▶ [Supplied records]
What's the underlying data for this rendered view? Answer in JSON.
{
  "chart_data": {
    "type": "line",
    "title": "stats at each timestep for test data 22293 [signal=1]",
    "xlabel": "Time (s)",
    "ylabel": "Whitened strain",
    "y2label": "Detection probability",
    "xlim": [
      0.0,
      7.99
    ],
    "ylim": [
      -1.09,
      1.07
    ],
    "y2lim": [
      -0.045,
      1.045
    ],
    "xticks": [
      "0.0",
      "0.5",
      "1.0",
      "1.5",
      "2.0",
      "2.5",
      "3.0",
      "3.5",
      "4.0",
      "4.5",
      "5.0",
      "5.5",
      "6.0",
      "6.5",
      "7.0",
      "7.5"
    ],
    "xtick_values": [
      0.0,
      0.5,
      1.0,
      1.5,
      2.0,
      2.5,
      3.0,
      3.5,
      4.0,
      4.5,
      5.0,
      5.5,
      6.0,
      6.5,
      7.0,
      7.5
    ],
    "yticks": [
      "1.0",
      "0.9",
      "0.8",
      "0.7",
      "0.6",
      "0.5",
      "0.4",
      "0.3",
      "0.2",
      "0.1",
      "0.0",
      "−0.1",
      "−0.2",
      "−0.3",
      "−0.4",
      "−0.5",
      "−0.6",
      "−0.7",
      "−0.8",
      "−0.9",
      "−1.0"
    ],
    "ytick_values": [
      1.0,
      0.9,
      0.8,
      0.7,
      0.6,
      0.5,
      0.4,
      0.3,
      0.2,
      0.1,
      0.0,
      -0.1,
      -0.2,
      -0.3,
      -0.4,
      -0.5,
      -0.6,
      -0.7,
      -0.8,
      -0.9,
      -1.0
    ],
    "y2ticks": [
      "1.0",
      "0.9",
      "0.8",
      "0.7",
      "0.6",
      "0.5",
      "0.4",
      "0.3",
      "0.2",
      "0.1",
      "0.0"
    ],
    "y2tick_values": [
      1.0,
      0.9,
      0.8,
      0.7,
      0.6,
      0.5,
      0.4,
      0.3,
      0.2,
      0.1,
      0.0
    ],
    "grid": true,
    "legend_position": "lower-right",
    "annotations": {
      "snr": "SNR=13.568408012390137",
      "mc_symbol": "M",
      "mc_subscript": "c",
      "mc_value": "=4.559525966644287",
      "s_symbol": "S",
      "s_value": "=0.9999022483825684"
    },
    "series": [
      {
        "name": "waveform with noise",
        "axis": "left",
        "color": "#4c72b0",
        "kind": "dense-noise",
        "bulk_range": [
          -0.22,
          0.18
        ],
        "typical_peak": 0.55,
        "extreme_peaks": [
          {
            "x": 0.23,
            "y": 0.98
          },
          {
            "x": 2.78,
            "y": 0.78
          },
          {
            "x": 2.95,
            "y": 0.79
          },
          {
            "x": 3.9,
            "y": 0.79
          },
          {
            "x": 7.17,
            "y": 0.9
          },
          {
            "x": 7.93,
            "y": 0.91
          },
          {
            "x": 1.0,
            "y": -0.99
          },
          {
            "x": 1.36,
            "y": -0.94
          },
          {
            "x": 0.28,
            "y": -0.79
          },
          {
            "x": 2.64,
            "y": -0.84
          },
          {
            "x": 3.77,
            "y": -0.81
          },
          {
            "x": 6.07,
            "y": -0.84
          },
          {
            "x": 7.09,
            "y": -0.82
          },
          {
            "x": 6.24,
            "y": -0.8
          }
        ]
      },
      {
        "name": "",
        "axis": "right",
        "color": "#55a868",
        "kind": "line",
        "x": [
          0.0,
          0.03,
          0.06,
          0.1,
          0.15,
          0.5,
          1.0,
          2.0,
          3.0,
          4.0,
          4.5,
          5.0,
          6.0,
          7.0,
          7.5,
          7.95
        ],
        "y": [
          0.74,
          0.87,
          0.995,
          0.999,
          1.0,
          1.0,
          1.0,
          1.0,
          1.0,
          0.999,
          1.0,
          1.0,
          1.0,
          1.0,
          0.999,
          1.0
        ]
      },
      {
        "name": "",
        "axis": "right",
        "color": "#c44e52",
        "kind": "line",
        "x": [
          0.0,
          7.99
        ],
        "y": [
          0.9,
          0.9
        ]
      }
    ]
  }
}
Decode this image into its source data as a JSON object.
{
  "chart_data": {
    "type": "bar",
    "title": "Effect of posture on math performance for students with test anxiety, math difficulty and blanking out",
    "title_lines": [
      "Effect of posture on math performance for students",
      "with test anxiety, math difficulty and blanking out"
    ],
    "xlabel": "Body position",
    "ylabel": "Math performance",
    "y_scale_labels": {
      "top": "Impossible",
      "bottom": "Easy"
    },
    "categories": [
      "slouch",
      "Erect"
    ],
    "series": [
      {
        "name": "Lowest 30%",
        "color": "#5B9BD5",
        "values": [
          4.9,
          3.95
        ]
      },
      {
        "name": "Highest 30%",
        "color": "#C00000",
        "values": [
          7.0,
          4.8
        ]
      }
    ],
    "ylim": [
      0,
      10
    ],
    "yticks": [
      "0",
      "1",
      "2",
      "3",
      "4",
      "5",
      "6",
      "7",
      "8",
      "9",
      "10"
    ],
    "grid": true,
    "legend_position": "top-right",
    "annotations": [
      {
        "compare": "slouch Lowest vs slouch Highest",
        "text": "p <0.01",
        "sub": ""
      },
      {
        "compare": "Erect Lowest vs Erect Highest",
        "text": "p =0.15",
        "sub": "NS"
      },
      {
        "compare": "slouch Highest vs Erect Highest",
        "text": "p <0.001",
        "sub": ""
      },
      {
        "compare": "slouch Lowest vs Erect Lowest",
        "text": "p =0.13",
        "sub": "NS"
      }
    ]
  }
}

▶ [Task requirements] Set down every line of the listing above again, exactly as given.

▶ [Expected answer]
What's the underlying data for this rendered view? Answer in JSON.
{
  "chart_data": {
    "type": "line",
    "title": "stats at each timestep for test data 22293 [signal=1]",
    "xlabel": "Time (s)",
    "ylabel": "Whitened strain",
    "y2label": "Detection probability",
    "xlim": [
      0.0,
      7.99
    ],
    "ylim": [
      -1.09,
      1.07
    ],
    "y2lim": [
      -0.045,
      1.045
    ],
    "xticks": [
      "0.0",
      "0.5",
      "1.0",
      "1.5",
      "2.0",
      "2.5",
      "3.0",
      "3.5",
      "4.0",
      "4.5",
      "5.0",
      "5.5",
      "6.0",
      "6.5",
      "7.0",
      "7.5"
    ],
    "xtick_values": [
      0.0,
      0.5,
      1.0,
      1.5,
      2.0,
      2.5,
      3.0,
      3.5,
      4.0,
      4.5,
      5.0,
      5.5,
      6.0,
      6.5,
      7.0,
      7.5
    ],
    "yticks": [
      "1.0",
      "0.9",
      "0.8",
      "0.7",
      "0.6",
      "0.5",
      "0.4",
      "0.3",
      "0.2",
      "0.1",
      "0.0",
      "−0.1",
      "−0.2",
      "−0.3",
      "−0.4",
      "−0.5",
      "−0.6",
      "−0.7",
      "−0.8",
      "−0.9",
      "−1.0"
    ],
    "ytick_values": [
      1.0,
      0.9,
      0.8,
      0.7,
      0.6,
      0.5,
      0.4,
      0.3,
      0.2,
      0.1,
      0.0,
      -0.1,
      -0.2,
      -0.3,
      -0.4,
      -0.5,
      -0.6,
      -0.7,
      -0.8,
      -0.9,
      -1.0
    ],
    "y2ticks": [
      "1.0",
      "0.9",
      "0.8",
      "0.7",
      "0.6",
      "0.5",
      "0.4",
      "0.3",
      "0.2",
      "0.1",
      "0.0"
    ],
    "y2tick_values": [
      1.0,
      0.9,
      0.8,
      0.7,
      0.6,
      0.5,
      0.4,
      0.3,
      0.2,
      0.1,
      0.0
    ],
    "grid": true,
    "legend_position": "lower-right",
    "annotations": {
      "snr": "SNR=13.568408012390137",
      "mc_symbol": "M",
      "mc_subscript": "c",
      "mc_value": "=4.559525966644287",
      "s_symbol": "S",
      "s_value": "=0.9999022483825684"
    },
    "series": [
      {
        "name": "waveform with noise",
        "axis": "left",
        "color": "#4c72b0",
        "kind": "dense-noise",
        "bulk_range": [
          -0.22,
          0.18
        ],
        "typical_peak": 0.55,
        "extreme_peaks": [
          {
            "x": 0.23,
            "y": 0.98
          },
          {
            "x": 2.78,
            "y": 0.78
          },
          {
            "x": 2.95,
            "y": 0.79
          },
          {
            "x": 3.9,
            "y": 0.79
          },
          {
            "x": 7.17,
            "y": 0.9
          },
          {
            "x": 7.93,
            "y": 0.91
          },
          {
            "x": 1.0,
            "y": -0.99
          },
          {
            "x": 1.36,
            "y": -0.94
          },
          {
            "x": 0.28,
            "y": -0.79
          },
          {
            "x": 2.64,
            "y": -0.84
          },
          {
            "x": 3.77,
            "y": -0.81
          },
          {
            "x": 6.07,
            "y": -0.84
          },
          {
            "x": 7.09,
            "y": -0.82
          },
          {
            "x": 6.24,
            "y": -0.8
          }
        ]
      },
      {
        "name": "",
        "axis": "right",
        "color": "#55a868",
        "kind": "line",
        "x": [
          0.0,
          0.03,
          0.06,
          0.1,
          0.15,
          0.5,
          1.0,
          2.0,
          3.0,
          4.0,
          4.5,
          5.0,
          6.0,
          7.0,
          7.5,
          7.95
        ],
        "y": [
          0.74,
          0.87,
          0.995,
          0.999,
          1.0,
          1.0,
          1.0,
          1.0,
          1.0,
          0.999,
          1.0,
          1.0,
          1.0,
          1.0,
          0.999,
          1.0
        ]
      },
      {
        "name": "",
        "axis": "right",
        "color": "#c44e52",
        "kind": "line",
        "x": [
          0.0,
          7.99
        ],
        "y": [
          0.9,
          0.9
        ]
      }
    ]
  }
}
Decode this image into its source data as a JSON object.
{
  "chart_data": {
    "type": "bar",
    "title": "Effect of posture on math performance for students with test anxiety, math difficulty and blanking out",
    "title_lines": [
      "Effect of posture on math performance for students",
      "with test anxiety, math difficulty and blanking out"
    ],
    "xlabel": "Body position",
    "ylabel": "Math performance",
    "y_scale_labels": {
      "top": "Impossible",
      "bottom": "Easy"
    },
    "categories": [
      "slouch",
      "Erect"
    ],
    "series": [
      {
        "name": "Lowest 30%",
        "color": "#5B9BD5",
        "values": [
          4.9,
          3.95
        ]
      },
      {
        "name": "Highest 30%",
        "color": "#C00000",
        "values": [
          7.0,
          4.8
        ]
      }
    ],
    "ylim": [
      0,
      10
    ],
    "yticks": [
      "0",
      "1",
      "2",
      "3",
      "4",
      "5",
      "6",
      "7",
      "8",
      "9",
      "10"
    ],
    "grid": true,
    "legend_position": "top-right",
    "annotations": [
      {
        "compare": "slouch Lowest vs slouch Highest",
        "text": "p <0.01",
        "sub": ""
      },
      {
        "compare": "Erect Lowest vs Erect Highest",
        "text": "p =0.15",
        "sub": "NS"
      },
      {
        "compare": "slouch Highest vs Erect Highest",
        "text": "p <0.001",
        "sub": ""
      },
      {
        "compare": "slouch Lowest vs Erect Lowest",
        "text": "p =0.13",
        "sub": "NS"
      }
    ]
  }
}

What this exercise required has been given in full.